SUPPLIED RECORDS>
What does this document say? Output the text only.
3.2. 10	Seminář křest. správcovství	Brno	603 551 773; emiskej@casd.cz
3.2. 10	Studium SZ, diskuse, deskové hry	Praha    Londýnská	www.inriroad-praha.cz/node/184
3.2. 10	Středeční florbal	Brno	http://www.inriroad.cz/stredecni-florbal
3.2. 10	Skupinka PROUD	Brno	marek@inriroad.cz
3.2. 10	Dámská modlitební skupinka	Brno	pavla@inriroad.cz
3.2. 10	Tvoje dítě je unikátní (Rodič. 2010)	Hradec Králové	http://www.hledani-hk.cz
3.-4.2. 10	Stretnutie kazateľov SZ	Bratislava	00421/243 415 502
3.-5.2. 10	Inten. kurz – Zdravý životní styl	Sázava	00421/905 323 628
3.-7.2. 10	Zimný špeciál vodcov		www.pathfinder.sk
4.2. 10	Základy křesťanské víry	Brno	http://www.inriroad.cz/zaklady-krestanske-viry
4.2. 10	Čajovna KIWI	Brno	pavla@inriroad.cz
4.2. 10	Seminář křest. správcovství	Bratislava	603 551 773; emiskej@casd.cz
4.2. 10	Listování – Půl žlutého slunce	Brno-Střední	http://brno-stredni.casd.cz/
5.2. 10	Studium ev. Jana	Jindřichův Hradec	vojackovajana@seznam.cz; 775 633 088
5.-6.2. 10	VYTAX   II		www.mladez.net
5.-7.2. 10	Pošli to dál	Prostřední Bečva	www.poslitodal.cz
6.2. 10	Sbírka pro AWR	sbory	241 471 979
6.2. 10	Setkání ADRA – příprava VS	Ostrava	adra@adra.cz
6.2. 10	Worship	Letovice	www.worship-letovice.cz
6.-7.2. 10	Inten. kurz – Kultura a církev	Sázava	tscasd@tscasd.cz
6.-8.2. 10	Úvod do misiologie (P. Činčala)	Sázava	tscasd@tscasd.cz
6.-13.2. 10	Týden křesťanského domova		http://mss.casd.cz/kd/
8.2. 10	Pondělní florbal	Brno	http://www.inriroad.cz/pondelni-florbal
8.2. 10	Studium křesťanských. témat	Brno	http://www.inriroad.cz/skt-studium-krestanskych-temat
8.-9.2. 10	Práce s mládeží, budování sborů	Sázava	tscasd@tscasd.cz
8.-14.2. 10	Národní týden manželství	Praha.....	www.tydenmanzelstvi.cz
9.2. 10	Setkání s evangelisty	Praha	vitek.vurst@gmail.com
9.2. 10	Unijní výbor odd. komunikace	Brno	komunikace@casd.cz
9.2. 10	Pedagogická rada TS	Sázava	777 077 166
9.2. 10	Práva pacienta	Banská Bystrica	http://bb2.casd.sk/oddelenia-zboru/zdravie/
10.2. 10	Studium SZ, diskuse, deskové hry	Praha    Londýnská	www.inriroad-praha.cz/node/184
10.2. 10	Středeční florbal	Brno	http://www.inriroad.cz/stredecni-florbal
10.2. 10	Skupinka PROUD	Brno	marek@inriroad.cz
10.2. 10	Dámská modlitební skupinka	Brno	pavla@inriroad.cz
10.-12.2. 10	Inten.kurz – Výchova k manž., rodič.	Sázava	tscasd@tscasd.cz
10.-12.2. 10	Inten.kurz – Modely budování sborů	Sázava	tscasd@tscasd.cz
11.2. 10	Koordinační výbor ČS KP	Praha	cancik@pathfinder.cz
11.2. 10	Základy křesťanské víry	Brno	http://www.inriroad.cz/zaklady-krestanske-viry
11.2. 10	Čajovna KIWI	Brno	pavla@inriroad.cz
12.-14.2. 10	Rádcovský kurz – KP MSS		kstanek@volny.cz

---

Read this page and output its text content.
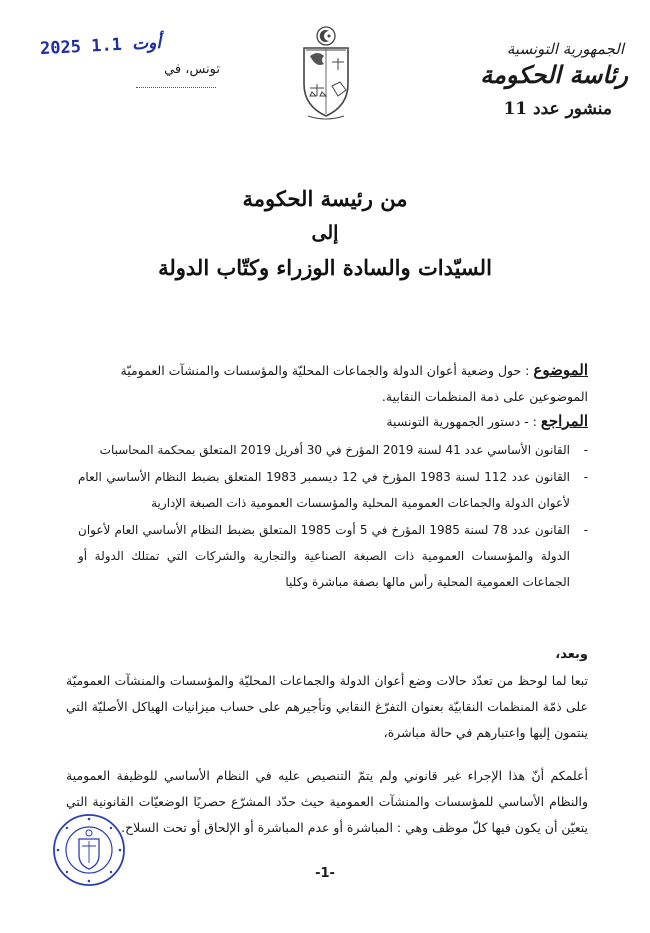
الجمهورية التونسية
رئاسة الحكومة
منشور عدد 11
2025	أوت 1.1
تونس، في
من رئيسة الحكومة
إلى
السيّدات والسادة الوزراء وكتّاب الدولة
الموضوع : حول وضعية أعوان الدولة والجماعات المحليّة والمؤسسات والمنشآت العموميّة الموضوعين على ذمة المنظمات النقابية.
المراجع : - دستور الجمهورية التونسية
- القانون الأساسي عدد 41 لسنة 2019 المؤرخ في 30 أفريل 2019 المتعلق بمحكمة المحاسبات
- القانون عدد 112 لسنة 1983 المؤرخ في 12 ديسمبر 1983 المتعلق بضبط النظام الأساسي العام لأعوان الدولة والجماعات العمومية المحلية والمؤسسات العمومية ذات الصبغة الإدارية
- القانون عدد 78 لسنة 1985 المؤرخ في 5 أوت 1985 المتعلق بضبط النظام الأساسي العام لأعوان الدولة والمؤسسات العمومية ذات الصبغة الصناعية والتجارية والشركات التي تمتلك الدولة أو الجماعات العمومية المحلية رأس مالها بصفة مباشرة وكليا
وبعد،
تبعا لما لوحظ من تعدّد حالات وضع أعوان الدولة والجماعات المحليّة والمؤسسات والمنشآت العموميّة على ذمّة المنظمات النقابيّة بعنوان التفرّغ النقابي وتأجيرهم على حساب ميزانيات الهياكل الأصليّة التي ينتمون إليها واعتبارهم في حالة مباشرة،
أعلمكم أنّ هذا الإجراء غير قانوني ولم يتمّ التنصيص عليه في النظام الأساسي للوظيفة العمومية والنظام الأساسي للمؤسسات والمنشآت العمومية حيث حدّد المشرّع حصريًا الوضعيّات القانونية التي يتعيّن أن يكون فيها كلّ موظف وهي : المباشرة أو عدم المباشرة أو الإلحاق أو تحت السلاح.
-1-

==

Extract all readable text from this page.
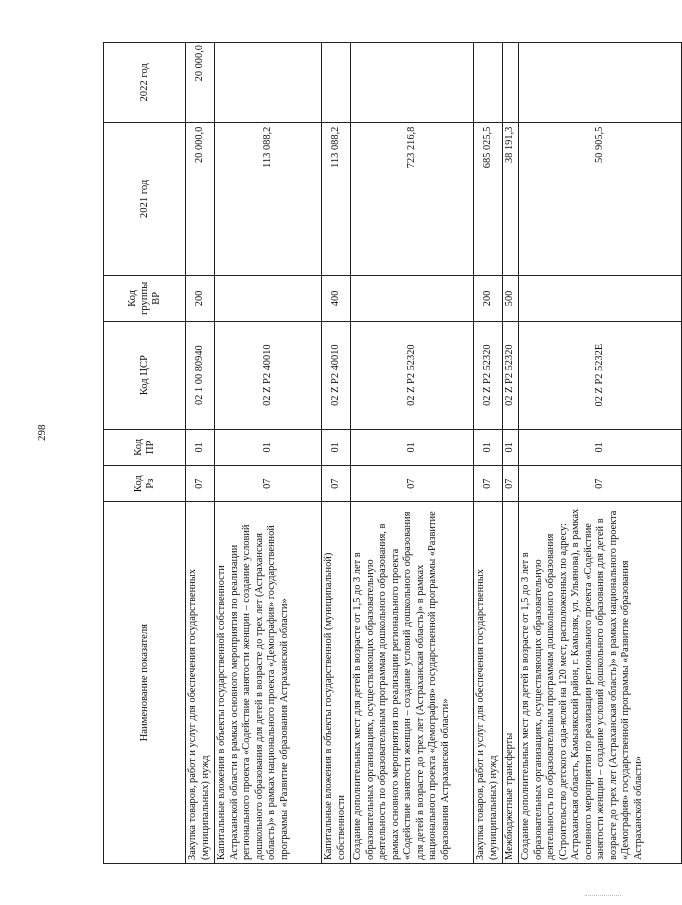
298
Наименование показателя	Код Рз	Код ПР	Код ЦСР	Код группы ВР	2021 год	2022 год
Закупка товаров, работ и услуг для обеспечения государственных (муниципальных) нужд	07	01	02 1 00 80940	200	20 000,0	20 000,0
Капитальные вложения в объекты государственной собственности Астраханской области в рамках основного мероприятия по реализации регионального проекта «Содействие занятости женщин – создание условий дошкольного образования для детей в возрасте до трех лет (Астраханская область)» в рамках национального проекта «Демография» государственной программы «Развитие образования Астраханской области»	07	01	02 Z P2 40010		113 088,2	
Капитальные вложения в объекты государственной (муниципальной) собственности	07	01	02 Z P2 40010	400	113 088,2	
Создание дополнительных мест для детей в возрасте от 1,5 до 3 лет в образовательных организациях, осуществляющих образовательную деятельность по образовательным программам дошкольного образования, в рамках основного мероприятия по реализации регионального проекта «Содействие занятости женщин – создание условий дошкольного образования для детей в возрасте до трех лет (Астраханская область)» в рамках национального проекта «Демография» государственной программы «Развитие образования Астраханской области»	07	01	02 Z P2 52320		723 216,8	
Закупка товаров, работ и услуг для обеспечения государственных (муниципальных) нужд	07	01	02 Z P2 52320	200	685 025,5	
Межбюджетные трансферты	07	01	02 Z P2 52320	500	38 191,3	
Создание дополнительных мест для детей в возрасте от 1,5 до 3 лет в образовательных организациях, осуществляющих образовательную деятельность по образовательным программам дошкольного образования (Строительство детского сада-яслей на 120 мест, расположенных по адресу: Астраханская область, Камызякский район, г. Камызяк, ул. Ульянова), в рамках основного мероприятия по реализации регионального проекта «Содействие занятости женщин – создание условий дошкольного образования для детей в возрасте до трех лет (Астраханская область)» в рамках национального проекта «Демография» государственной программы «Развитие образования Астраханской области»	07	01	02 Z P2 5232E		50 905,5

WHAT TO WORK ON> From the entries above, return each line with the word "الدولة" in it.

PROBLEM SOLUTION>
السيّدات والسادة الوزراء وكتّاب الدولة
الموضوع : حول وضعية أعوان الدولة والجماعات المحليّة والمؤسسات والمنشآت العموميّة الموضوعين على ذمة المنظمات النقابية.
- القانون عدد 112 لسنة 1983 المؤرخ في 12 ديسمبر 1983 المتعلق بضبط النظام الأساسي العام لأعوان الدولة والجماعات العمومية المحلية والمؤسسات العمومية ذات الصبغة الإدارية
- القانون عدد 78 لسنة 1985 المؤرخ في 5 أوت 1985 المتعلق بضبط النظام الأساسي العام لأعوان الدولة والمؤسسات العمومية ذات الصبغة الصناعية والتجارية والشركات التي تمتلك الدولة أو الجماعات العمومية المحلية رأس مالها بصفة مباشرة وكليا
تبعا لما لوحظ من تعدّد حالات وضع أعوان الدولة والجماعات المحليّة والمؤسسات والمنشآت العموميّة على ذمّة المنظمات النقابيّة بعنوان التفرّغ النقابي وتأجيرهم على حساب ميزانيات الهياكل الأصليّة التي ينتمون إليها واعتبارهم في حالة مباشرة،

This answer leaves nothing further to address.